— START PASSAGE TO READ —
As told to Sammy Maine, 2532 words.
Tags: Music, Process, Focus, Mental health, Inspiration, Collaboration.
On embracing the idea that nothing is ever finished
Singer-songwriter Greta Kline (Frankie Cosmos) discusses shunning the capitalistic idea of a finished product, holding onto the magic of being a teenager, and being careful with the perception of others.Is there anything you wish you’d known before you started creating art?
I think the less you know, the better. Art is maybe the best when you don’t know anything going in. I still try to know as little as I can. I like to have pure emotion driving everything.
Do you think there’s a danger of becoming an expert in something that will diminish the curiosity of whatever you’re making?
I don’t know if you can be an expert in art and I think that’s why it’s good to try new things or challenge yourself as an artist.
What kind of things do you challenge yourself with?
I think the whole thing is a challenge. The first challenge for me was probably just making anything. And then after that, getting on a stage and since then a lot of the challenge has been about being perceived. I think collaborating is a challenge that has ever-new facets. With this new record, it’s the first record in many years where I haven’t thought about how it’s going to translate live. Let me make stuff that’s harder to sing, harder to play, and harder to memorize, but now that I have to play a show, my challenge is trying to learn how to play my own songs. How do we turn them into something that’s more fluid? How do we get the muscle memory with it and be able to take it there live?
— END PASSAGE TO READ —
— START RECORD LIST —
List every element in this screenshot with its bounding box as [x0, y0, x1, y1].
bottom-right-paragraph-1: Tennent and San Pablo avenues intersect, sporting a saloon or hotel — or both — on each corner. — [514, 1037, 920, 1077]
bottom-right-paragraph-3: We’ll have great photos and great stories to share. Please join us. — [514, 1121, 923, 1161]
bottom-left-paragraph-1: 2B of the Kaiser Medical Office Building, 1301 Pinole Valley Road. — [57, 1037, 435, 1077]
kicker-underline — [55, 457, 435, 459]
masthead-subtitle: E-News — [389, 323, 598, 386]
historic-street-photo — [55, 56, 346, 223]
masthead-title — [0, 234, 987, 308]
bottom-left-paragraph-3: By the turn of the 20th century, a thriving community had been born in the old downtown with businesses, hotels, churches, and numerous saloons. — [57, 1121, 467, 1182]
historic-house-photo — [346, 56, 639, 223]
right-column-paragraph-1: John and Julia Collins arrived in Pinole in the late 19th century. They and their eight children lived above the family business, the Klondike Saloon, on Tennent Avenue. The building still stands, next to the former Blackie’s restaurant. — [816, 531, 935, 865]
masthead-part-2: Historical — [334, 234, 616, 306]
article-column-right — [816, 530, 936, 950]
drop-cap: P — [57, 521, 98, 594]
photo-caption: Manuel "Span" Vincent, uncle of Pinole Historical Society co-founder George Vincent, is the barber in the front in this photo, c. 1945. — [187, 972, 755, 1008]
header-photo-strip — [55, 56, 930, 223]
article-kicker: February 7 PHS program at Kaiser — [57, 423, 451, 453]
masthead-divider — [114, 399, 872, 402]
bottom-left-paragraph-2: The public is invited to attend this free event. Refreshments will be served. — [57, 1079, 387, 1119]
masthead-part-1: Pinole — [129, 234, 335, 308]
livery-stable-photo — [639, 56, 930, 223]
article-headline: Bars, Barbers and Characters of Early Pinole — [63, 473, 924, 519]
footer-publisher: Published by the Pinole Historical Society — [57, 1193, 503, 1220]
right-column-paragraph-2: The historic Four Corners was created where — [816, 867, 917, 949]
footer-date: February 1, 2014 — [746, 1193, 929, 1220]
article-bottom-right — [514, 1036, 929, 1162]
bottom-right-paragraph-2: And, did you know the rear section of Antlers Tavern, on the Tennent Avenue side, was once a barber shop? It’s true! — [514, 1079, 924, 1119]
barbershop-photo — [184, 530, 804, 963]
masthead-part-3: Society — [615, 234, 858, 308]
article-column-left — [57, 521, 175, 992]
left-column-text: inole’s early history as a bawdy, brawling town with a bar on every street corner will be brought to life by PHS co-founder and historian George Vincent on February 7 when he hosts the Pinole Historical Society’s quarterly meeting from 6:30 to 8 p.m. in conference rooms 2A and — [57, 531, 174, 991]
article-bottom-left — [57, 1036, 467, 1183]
— END RECORD LIST —
STATED TASK: Extend the Greta Kline interview about nothing ever being finished, picking up right after its final answer.

RESULT OF THIS TASK:
A lot of people see Frankie Cosmos as a kind of character. Has that been helpful to you in your discomfort of being perceived on stage?
A little bit. The hard thing is that it’s not a character. That’s the part that is painful and challenging, that it’s just me and it feels very raw. It makes you see yourself through other people’s eyes in a different way. Social media is like that too for everyone, not just for people that are on a stage. I grew up on the cusp of social media—Facebook existed when I was in high school, so I think I got the little bit of that Gen Z thing of wanting to identify as something or wanting to boil down my identity to something that’s perceivable through an About Me.
That kind of thing is very damaging to the psyche. So being on stage is weird because then I question who I am to my friends, my family, and even myself. I’m trying to figure out those differences because being on stage is just not normal socializing. The songs are also very personal and very vulnerable all the time, so it’s nice to feel like it’s Frankie singing them, it’s not Greta. I’m not getting on stage and being like, “Hi, I’m Greta and I’m going to read you my diary.” That’s the part that’s nice about having just a band name.
You have to interact with social media so much as this project. What is your relationship like with digital spaces?
I’m still figuring it out. I think it’s changed a lot in the last couple of years. I feel like everything has become digital spaces in a way that I feel pretty alienated from but I have to do it and I try to just be as earnest as possible. It’s really hard to do it and I think it’s antithetical to art-making. There’s this expectation for artists to do this whole other form of “creating” that’s not about our art—it’s being an advertiser.
It turns your art into a brand that you then have to advertise. Do you think that that has altered the way you approach your art?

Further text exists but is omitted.